*What is needed*:
Set each entry down verbatim, omitting images.

*Listed entries*:

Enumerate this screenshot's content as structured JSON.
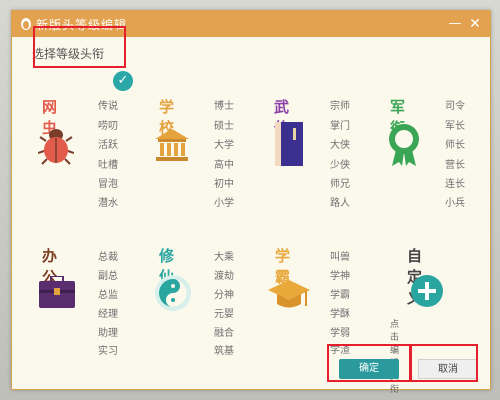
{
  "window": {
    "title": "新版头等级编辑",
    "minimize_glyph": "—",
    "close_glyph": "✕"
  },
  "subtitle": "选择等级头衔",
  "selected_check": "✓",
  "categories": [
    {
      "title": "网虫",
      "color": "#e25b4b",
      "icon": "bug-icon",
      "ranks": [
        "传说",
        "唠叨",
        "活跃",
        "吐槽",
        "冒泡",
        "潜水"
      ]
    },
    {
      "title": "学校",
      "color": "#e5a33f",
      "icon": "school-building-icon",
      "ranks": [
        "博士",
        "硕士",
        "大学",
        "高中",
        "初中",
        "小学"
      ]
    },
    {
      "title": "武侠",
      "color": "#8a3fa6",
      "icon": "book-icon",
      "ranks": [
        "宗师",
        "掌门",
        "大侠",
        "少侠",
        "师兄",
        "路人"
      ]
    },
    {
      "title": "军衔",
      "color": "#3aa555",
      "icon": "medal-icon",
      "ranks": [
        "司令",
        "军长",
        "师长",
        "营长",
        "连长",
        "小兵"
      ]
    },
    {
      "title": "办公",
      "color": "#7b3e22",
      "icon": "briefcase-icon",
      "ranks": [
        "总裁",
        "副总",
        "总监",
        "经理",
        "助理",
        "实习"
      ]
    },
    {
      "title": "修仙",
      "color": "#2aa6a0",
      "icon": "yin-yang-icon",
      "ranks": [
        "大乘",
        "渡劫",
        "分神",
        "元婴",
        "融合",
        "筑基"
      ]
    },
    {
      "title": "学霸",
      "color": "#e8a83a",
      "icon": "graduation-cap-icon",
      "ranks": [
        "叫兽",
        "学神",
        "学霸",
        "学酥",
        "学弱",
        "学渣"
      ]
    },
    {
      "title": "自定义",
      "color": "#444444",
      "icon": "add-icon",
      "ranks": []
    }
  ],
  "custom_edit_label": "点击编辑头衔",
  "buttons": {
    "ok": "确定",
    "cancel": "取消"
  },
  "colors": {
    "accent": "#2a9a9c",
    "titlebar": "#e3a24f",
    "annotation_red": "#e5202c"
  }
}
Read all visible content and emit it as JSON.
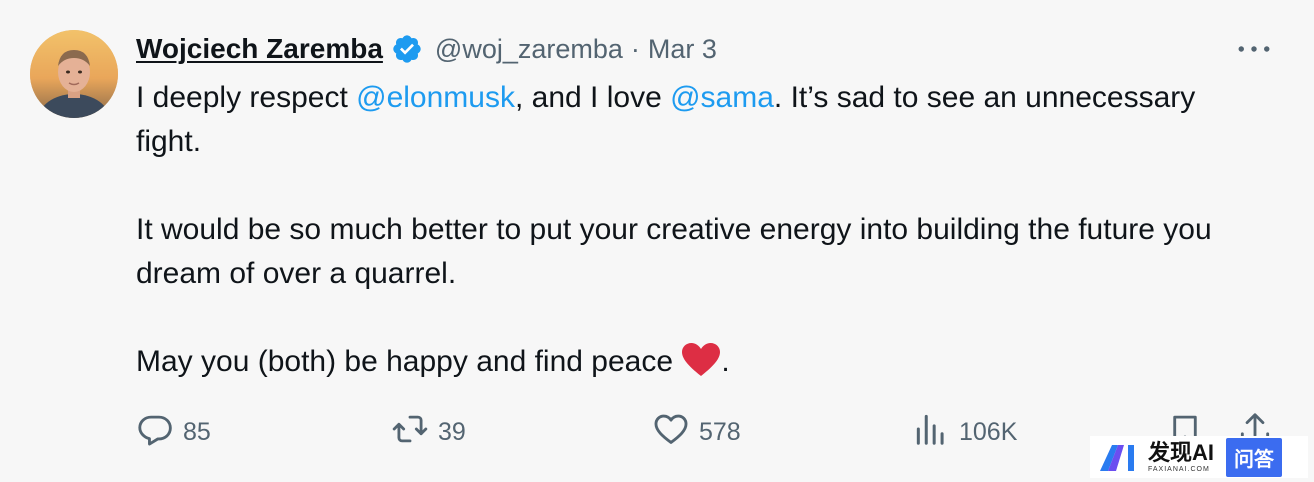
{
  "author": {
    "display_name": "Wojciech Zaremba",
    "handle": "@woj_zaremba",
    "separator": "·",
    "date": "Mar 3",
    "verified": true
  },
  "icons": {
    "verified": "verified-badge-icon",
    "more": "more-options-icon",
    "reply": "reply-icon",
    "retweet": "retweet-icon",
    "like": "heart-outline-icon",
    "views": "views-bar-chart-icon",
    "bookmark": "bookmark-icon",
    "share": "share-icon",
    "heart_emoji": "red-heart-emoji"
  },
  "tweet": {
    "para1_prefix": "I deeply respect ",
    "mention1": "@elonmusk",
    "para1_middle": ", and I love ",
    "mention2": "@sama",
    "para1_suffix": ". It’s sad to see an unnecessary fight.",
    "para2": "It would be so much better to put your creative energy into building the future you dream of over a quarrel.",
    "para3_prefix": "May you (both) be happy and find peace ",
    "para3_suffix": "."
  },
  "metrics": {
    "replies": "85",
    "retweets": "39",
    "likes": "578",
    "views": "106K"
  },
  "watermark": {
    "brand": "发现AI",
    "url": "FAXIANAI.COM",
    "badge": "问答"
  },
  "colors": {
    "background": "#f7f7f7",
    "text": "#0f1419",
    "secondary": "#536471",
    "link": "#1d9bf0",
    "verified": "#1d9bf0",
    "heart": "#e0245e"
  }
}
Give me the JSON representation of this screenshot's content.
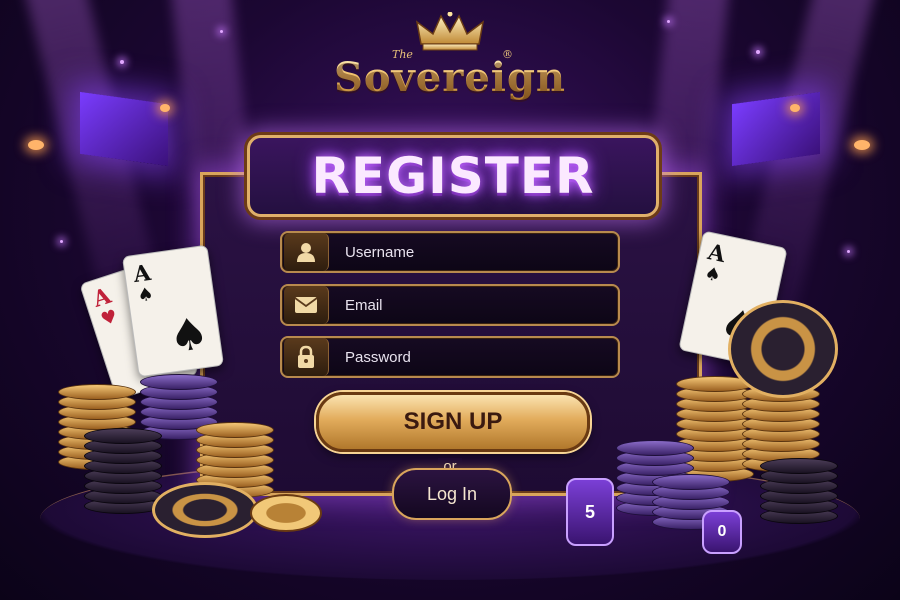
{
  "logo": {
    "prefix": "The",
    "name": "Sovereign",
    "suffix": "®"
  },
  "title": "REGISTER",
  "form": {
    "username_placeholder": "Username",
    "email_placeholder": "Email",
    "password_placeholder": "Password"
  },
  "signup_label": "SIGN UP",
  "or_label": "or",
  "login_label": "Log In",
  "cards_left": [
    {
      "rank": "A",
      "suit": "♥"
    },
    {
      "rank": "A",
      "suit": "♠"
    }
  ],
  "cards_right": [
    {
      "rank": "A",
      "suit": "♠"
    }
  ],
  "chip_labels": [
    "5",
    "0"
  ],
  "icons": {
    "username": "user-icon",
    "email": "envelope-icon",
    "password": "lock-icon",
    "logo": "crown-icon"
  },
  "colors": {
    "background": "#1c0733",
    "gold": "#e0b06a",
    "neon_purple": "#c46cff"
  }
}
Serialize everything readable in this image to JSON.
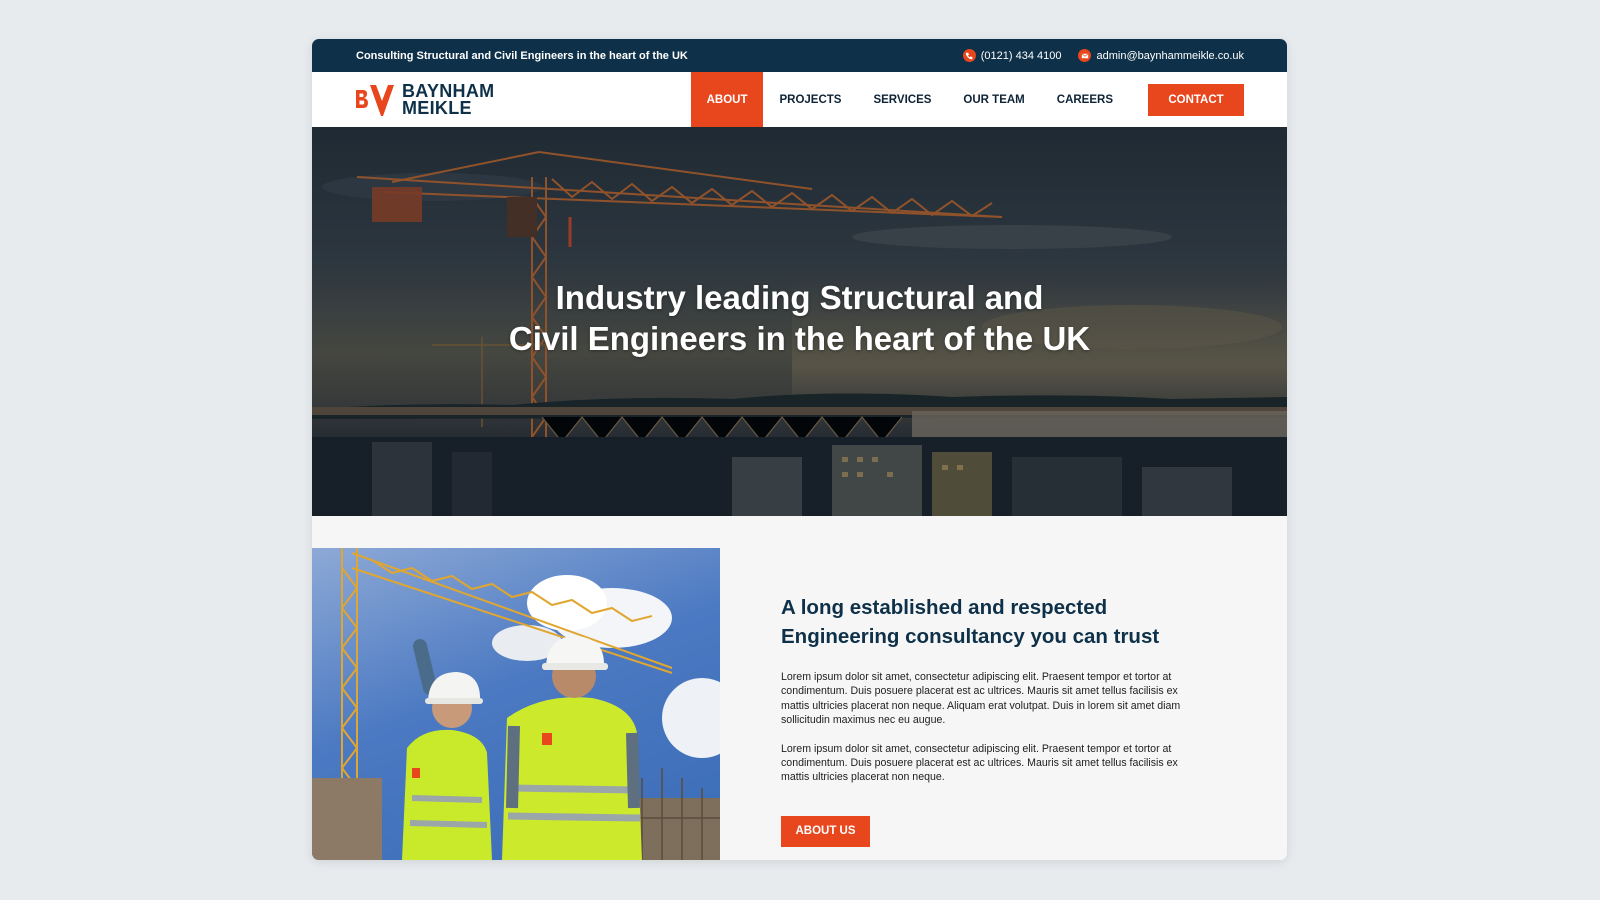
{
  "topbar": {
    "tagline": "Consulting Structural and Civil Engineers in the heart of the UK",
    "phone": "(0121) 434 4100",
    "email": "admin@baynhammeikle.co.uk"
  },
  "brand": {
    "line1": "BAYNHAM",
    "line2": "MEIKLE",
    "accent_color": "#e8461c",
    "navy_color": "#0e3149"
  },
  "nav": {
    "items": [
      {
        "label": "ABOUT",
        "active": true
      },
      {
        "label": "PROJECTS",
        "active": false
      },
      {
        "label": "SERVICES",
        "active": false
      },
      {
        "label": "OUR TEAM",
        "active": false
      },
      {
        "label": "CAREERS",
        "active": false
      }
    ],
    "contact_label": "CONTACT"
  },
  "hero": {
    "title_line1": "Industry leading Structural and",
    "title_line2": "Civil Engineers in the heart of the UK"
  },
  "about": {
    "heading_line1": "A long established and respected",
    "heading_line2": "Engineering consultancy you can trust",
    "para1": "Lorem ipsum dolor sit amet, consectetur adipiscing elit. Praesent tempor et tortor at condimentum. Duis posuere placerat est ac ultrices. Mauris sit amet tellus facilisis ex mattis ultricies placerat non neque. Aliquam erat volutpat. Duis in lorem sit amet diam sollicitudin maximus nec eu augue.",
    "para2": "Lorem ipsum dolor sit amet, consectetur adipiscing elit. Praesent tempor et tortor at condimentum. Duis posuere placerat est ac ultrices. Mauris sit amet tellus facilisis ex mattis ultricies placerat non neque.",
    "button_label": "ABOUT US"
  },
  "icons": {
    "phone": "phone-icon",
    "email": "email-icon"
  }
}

*Answer for the task*:
Enumerate this screenshot's content as structured JSON.
{
  "window": {
    "title": "新版头等级编辑",
    "minimize_glyph": "—",
    "close_glyph": "✕"
  },
  "subtitle": "选择等级头衔",
  "selected_check": "✓",
  "categories": [
    {
      "title": "网虫",
      "color": "#e25b4b",
      "icon": "bug-icon",
      "ranks": [
        "传说",
        "唠叨",
        "活跃",
        "吐槽",
        "冒泡",
        "潜水"
      ]
    },
    {
      "title": "学校",
      "color": "#e5a33f",
      "icon": "school-building-icon",
      "ranks": [
        "博士",
        "硕士",
        "大学",
        "高中",
        "初中",
        "小学"
      ]
    },
    {
      "title": "武侠",
      "color": "#8a3fa6",
      "icon": "book-icon",
      "ranks": [
        "宗师",
        "掌门",
        "大侠",
        "少侠",
        "师兄",
        "路人"
      ]
    },
    {
      "title": "军衔",
      "color": "#3aa555",
      "icon": "medal-icon",
      "ranks": [
        "司令",
        "军长",
        "师长",
        "营长",
        "连长",
        "小兵"
      ]
    },
    {
      "title": "办公",
      "color": "#7b3e22",
      "icon": "briefcase-icon",
      "ranks": [
        "总裁",
        "副总",
        "总监",
        "经理",
        "助理",
        "实习"
      ]
    },
    {
      "title": "修仙",
      "color": "#2aa6a0",
      "icon": "yin-yang-icon",
      "ranks": [
        "大乘",
        "渡劫",
        "分神",
        "元婴",
        "融合",
        "筑基"
      ]
    },
    {
      "title": "学霸",
      "color": "#e8a83a",
      "icon": "graduation-cap-icon",
      "ranks": [
        "叫兽",
        "学神",
        "学霸",
        "学酥",
        "学弱",
        "学渣"
      ]
    },
    {
      "title": "自定义",
      "color": "#444444",
      "icon": "add-icon",
      "ranks": []
    }
  ],
  "custom_edit_label": "点击编辑头衔",
  "buttons": {
    "ok": "确定",
    "cancel": "取消"
  },
  "colors": {
    "accent": "#2a9a9c",
    "titlebar": "#e3a24f",
    "annotation_red": "#e5202c"
  }
}
Read all visible content and emit it as JSON.
{
  "author": {
    "display_name": "Wojciech Zaremba",
    "handle": "@woj_zaremba",
    "separator": "·",
    "date": "Mar 3",
    "verified": true
  },
  "icons": {
    "verified": "verified-badge-icon",
    "more": "more-options-icon",
    "reply": "reply-icon",
    "retweet": "retweet-icon",
    "like": "heart-outline-icon",
    "views": "views-bar-chart-icon",
    "bookmark": "bookmark-icon",
    "share": "share-icon",
    "heart_emoji": "red-heart-emoji"
  },
  "tweet": {
    "para1_prefix": "I deeply respect ",
    "mention1": "@elonmusk",
    "para1_middle": ", and I love ",
    "mention2": "@sama",
    "para1_suffix": ". It’s sad to see an unnecessary fight.",
    "para2": "It would be so much better to put your creative energy into building the future you dream of over a quarrel.",
    "para3_prefix": "May you (both) be happy and find peace ",
    "para3_suffix": "."
  },
  "metrics": {
    "replies": "85",
    "retweets": "39",
    "likes": "578",
    "views": "106K"
  },
  "watermark": {
    "brand": "发现AI",
    "url": "FAXIANAI.COM",
    "badge": "问答"
  },
  "colors": {
    "background": "#f7f7f7",
    "text": "#0f1419",
    "secondary": "#536471",
    "link": "#1d9bf0",
    "verified": "#1d9bf0",
    "heart": "#e0245e"
  }
}
Give me the JSON representation of this screenshot's content.
{
  "logo": {
    "prefix": "The",
    "name": "Sovereign",
    "suffix": "®"
  },
  "title": "REGISTER",
  "form": {
    "username_placeholder": "Username",
    "email_placeholder": "Email",
    "password_placeholder": "Password"
  },
  "signup_label": "SIGN UP",
  "or_label": "or",
  "login_label": "Log In",
  "cards_left": [
    {
      "rank": "A",
      "suit": "♥"
    },
    {
      "rank": "A",
      "suit": "♠"
    }
  ],
  "cards_right": [
    {
      "rank": "A",
      "suit": "♠"
    }
  ],
  "chip_labels": [
    "5",
    "0"
  ],
  "icons": {
    "username": "user-icon",
    "email": "envelope-icon",
    "password": "lock-icon",
    "logo": "crown-icon"
  },
  "colors": {
    "background": "#1c0733",
    "gold": "#e0b06a",
    "neon_purple": "#c46cff"
  }
}
Serialize everything readable in this image to JSON.
{
  "topbar": {
    "tagline": "Consulting Structural and Civil Engineers in the heart of the UK",
    "phone": "(0121) 434 4100",
    "email": "admin@baynhammeikle.co.uk"
  },
  "brand": {
    "line1": "BAYNHAM",
    "line2": "MEIKLE",
    "accent_color": "#e8461c",
    "navy_color": "#0e3149"
  },
  "nav": {
    "items": [
      {
        "label": "ABOUT",
        "active": true
      },
      {
        "label": "PROJECTS",
        "active": false
      },
      {
        "label": "SERVICES",
        "active": false
      },
      {
        "label": "OUR TEAM",
        "active": false
      },
      {
        "label": "CAREERS",
        "active": false
      }
    ],
    "contact_label": "CONTACT"
  },
  "hero": {
    "title_line1": "Industry leading Structural and",
    "title_line2": "Civil Engineers in the heart of the UK"
  },
  "about": {
    "heading_line1": "A long established and respected",
    "heading_line2": "Engineering consultancy you can trust",
    "para1": "Lorem ipsum dolor sit amet, consectetur adipiscing elit. Praesent tempor et tortor at condimentum. Duis posuere placerat est ac ultrices. Mauris sit amet tellus facilisis ex mattis ultricies placerat non neque. Aliquam erat volutpat. Duis in lorem sit amet diam sollicitudin maximus nec eu augue.",
    "para2": "Lorem ipsum dolor sit amet, consectetur adipiscing elit. Praesent tempor et tortor at condimentum. Duis posuere placerat est ac ultrices. Mauris sit amet tellus facilisis ex mattis ultricies placerat non neque.",
    "button_label": "ABOUT US"
  },
  "icons": {
    "phone": "phone-icon",
    "email": "email-icon"
  }
}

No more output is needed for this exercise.